<<<<

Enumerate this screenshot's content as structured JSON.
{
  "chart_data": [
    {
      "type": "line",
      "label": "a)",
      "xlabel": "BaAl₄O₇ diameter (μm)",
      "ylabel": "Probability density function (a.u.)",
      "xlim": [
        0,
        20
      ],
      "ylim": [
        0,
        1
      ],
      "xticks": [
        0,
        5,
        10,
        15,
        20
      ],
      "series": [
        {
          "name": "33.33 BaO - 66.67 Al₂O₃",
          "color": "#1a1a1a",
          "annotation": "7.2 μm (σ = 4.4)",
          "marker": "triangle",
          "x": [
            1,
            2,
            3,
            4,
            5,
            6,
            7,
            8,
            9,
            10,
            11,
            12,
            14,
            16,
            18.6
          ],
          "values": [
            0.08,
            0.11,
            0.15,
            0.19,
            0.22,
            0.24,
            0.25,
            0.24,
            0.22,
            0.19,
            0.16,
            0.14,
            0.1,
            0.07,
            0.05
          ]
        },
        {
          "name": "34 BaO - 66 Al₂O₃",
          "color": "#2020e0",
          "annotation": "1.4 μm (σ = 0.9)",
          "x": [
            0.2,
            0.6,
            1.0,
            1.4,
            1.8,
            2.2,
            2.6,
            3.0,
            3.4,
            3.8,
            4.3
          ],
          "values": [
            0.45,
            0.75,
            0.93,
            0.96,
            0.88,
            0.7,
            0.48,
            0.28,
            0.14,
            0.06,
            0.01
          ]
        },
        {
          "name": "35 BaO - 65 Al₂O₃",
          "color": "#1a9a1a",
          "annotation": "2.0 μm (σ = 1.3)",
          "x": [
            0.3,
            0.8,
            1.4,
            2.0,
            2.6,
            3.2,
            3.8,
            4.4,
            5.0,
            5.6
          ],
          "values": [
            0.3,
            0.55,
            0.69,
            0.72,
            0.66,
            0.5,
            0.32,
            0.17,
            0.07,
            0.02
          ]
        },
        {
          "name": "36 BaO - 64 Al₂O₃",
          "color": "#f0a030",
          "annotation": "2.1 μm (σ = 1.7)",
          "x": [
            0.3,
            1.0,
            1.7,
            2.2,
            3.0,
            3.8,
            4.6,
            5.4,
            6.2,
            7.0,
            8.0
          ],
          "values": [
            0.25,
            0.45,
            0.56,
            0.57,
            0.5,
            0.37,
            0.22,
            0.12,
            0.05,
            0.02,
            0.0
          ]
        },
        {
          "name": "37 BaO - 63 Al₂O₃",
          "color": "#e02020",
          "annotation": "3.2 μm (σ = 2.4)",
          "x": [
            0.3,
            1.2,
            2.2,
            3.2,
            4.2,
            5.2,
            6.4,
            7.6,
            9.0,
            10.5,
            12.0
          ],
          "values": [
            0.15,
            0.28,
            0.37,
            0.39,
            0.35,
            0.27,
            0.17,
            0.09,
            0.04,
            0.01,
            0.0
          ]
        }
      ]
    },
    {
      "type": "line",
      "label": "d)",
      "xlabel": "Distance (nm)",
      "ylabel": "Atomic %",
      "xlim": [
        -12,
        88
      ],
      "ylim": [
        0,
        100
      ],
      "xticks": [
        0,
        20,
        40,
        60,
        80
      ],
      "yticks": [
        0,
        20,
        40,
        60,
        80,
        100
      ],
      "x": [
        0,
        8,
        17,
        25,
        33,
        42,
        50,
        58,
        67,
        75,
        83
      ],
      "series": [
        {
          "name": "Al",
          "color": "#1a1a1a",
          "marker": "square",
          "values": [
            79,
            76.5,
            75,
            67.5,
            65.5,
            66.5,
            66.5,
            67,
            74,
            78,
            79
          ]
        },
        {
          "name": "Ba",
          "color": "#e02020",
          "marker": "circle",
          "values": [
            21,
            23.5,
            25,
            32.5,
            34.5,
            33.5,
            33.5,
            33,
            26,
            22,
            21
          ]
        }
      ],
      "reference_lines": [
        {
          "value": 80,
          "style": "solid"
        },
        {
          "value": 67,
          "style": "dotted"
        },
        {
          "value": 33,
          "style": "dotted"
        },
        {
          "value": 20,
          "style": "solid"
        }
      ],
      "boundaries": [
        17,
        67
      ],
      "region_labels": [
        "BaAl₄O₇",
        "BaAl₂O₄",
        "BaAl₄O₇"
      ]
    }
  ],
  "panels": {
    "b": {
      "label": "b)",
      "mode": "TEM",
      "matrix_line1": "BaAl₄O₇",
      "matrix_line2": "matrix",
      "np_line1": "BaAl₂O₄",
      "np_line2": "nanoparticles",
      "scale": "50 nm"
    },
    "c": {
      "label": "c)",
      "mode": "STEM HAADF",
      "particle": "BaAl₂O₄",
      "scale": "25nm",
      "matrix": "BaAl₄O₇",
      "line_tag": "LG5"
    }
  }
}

>>>>

**Exercise goal**
Transcribe the material exactly as it reads.

**Response to this task**
Enumerate this screenshot's content as structured JSON.
{
  "chart_data": [
    {
      "type": "line",
      "label": "a)",
      "xlabel": "BaAl₄O₇ diameter (μm)",
      "ylabel": "Probability density function (a.u.)",
      "xlim": [
        0,
        20
      ],
      "ylim": [
        0,
        1
      ],
      "xticks": [
        0,
        5,
        10,
        15,
        20
      ],
      "series": [
        {
          "name": "33.33 BaO - 66.67 Al₂O₃",
          "color": "#1a1a1a",
          "annotation": "7.2 μm (σ = 4.4)",
          "marker": "triangle",
          "x": [
            1,
            2,
            3,
            4,
            5,
            6,
            7,
            8,
            9,
            10,
            11,
            12,
            14,
            16,
            18.6
          ],
          "values": [
            0.08,
            0.11,
            0.15,
            0.19,
            0.22,
            0.24,
            0.25,
            0.24,
            0.22,
            0.19,
            0.16,
            0.14,
            0.1,
            0.07,
            0.05
          ]
        },
        {
          "name": "34 BaO - 66 Al₂O₃",
          "color": "#2020e0",
          "annotation": "1.4 μm (σ = 0.9)",
          "x": [
            0.2,
            0.6,
            1.0,
            1.4,
            1.8,
            2.2,
            2.6,
            3.0,
            3.4,
            3.8,
            4.3
          ],
          "values": [
            0.45,
            0.75,
            0.93,
            0.96,
            0.88,
            0.7,
            0.48,
            0.28,
            0.14,
            0.06,
            0.01
          ]
        },
        {
          "name": "35 BaO - 65 Al₂O₃",
          "color": "#1a9a1a",
          "annotation": "2.0 μm (σ = 1.3)",
          "x": [
            0.3,
            0.8,
            1.4,
            2.0,
            2.6,
            3.2,
            3.8,
            4.4,
            5.0,
            5.6
          ],
          "values": [
            0.3,
            0.55,
            0.69,
            0.72,
            0.66,
            0.5,
            0.32,
            0.17,
            0.07,
            0.02
          ]
        },
        {
          "name": "36 BaO - 64 Al₂O₃",
          "color": "#f0a030",
          "annotation": "2.1 μm (σ = 1.7)",
          "x": [
            0.3,
            1.0,
            1.7,
            2.2,
            3.0,
            3.8,
            4.6,
            5.4,
            6.2,
            7.0,
            8.0
          ],
          "values": [
            0.25,
            0.45,
            0.56,
            0.57,
            0.5,
            0.37,
            0.22,
            0.12,
            0.05,
            0.02,
            0.0
          ]
        },
        {
          "name": "37 BaO - 63 Al₂O₃",
          "color": "#e02020",
          "annotation": "3.2 μm (σ = 2.4)",
          "x": [
            0.3,
            1.2,
            2.2,
            3.2,
            4.2,
            5.2,
            6.4,
            7.6,
            9.0,
            10.5,
            12.0
          ],
          "values": [
            0.15,
            0.28,
            0.37,
            0.39,
            0.35,
            0.27,
            0.17,
            0.09,
            0.04,
            0.01,
            0.0
          ]
        }
      ]
    },
    {
      "type": "line",
      "label": "d)",
      "xlabel": "Distance (nm)",
      "ylabel": "Atomic %",
      "xlim": [
        -12,
        88
      ],
      "ylim": [
        0,
        100
      ],
      "xticks": [
        0,
        20,
        40,
        60,
        80
      ],
      "yticks": [
        0,
        20,
        40,
        60,
        80,
        100
      ],
      "x": [
        0,
        8,
        17,
        25,
        33,
        42,
        50,
        58,
        67,
        75,
        83
      ],
      "series": [
        {
          "name": "Al",
          "color": "#1a1a1a",
          "marker": "square",
          "values": [
            79,
            76.5,
            75,
            67.5,
            65.5,
            66.5,
            66.5,
            67,
            74,
            78,
            79
          ]
        },
        {
          "name": "Ba",
          "color": "#e02020",
          "marker": "circle",
          "values": [
            21,
            23.5,
            25,
            32.5,
            34.5,
            33.5,
            33.5,
            33,
            26,
            22,
            21
          ]
        }
      ],
      "reference_lines": [
        {
          "value": 80,
          "style": "solid"
        },
        {
          "value": 67,
          "style": "dotted"
        },
        {
          "value": 33,
          "style": "dotted"
        },
        {
          "value": 20,
          "style": "solid"
        }
      ],
      "boundaries": [
        17,
        67
      ],
      "region_labels": [
        "BaAl₄O₇",
        "BaAl₂O₄",
        "BaAl₄O₇"
      ]
    }
  ],
  "panels": {
    "b": {
      "label": "b)",
      "mode": "TEM",
      "matrix_line1": "BaAl₄O₇",
      "matrix_line2": "matrix",
      "np_line1": "BaAl₂O₄",
      "np_line2": "nanoparticles",
      "scale": "50 nm"
    },
    "c": {
      "label": "c)",
      "mode": "STEM HAADF",
      "particle": "BaAl₂O₄",
      "scale": "25nm",
      "matrix": "BaAl₄O₇",
      "line_tag": "LG5"
    }
  }
}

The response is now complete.